__Records__.
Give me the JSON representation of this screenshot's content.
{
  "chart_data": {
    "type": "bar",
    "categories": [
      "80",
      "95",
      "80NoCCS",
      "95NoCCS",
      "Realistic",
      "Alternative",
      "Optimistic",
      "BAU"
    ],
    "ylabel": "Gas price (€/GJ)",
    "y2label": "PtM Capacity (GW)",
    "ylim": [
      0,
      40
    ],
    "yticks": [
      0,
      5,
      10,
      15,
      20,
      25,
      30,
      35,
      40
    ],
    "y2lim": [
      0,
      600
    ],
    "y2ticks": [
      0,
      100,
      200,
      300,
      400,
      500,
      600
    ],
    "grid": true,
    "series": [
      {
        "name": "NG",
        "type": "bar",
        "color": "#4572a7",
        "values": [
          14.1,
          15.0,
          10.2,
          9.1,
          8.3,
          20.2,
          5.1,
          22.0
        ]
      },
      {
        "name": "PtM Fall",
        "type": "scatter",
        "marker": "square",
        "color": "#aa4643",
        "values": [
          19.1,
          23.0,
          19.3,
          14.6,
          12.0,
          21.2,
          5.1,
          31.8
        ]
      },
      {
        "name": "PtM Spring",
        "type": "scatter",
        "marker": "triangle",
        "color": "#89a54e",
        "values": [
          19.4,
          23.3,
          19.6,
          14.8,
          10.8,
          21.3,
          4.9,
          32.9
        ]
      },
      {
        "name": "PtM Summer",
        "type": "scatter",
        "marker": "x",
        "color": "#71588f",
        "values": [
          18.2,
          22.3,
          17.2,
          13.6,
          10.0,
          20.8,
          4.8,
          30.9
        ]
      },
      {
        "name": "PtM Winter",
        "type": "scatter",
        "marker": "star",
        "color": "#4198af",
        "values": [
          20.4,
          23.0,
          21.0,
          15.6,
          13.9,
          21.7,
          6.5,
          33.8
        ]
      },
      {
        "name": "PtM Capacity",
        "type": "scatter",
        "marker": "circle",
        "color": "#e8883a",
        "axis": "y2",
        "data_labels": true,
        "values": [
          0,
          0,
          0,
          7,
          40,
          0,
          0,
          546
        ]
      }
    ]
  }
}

__Exercise objective__. Your task is to retype all of the records exactly.

__Final result__.
Give me the JSON representation of this screenshot's content.
{
  "chart_data": {
    "type": "bar",
    "categories": [
      "80",
      "95",
      "80NoCCS",
      "95NoCCS",
      "Realistic",
      "Alternative",
      "Optimistic",
      "BAU"
    ],
    "ylabel": "Gas price (€/GJ)",
    "y2label": "PtM Capacity (GW)",
    "ylim": [
      0,
      40
    ],
    "yticks": [
      0,
      5,
      10,
      15,
      20,
      25,
      30,
      35,
      40
    ],
    "y2lim": [
      0,
      600
    ],
    "y2ticks": [
      0,
      100,
      200,
      300,
      400,
      500,
      600
    ],
    "grid": true,
    "series": [
      {
        "name": "NG",
        "type": "bar",
        "color": "#4572a7",
        "values": [
          14.1,
          15.0,
          10.2,
          9.1,
          8.3,
          20.2,
          5.1,
          22.0
        ]
      },
      {
        "name": "PtM Fall",
        "type": "scatter",
        "marker": "square",
        "color": "#aa4643",
        "values": [
          19.1,
          23.0,
          19.3,
          14.6,
          12.0,
          21.2,
          5.1,
          31.8
        ]
      },
      {
        "name": "PtM Spring",
        "type": "scatter",
        "marker": "triangle",
        "color": "#89a54e",
        "values": [
          19.4,
          23.3,
          19.6,
          14.8,
          10.8,
          21.3,
          4.9,
          32.9
        ]
      },
      {
        "name": "PtM Summer",
        "type": "scatter",
        "marker": "x",
        "color": "#71588f",
        "values": [
          18.2,
          22.3,
          17.2,
          13.6,
          10.0,
          20.8,
          4.8,
          30.9
        ]
      },
      {
        "name": "PtM Winter",
        "type": "scatter",
        "marker": "star",
        "color": "#4198af",
        "values": [
          20.4,
          23.0,
          21.0,
          15.6,
          13.9,
          21.7,
          6.5,
          33.8
        ]
      },
      {
        "name": "PtM Capacity",
        "type": "scatter",
        "marker": "circle",
        "color": "#e8883a",
        "axis": "y2",
        "data_labels": true,
        "values": [
          0,
          0,
          0,
          7,
          40,
          0,
          0,
          546
        ]
      }
    ]
  }
}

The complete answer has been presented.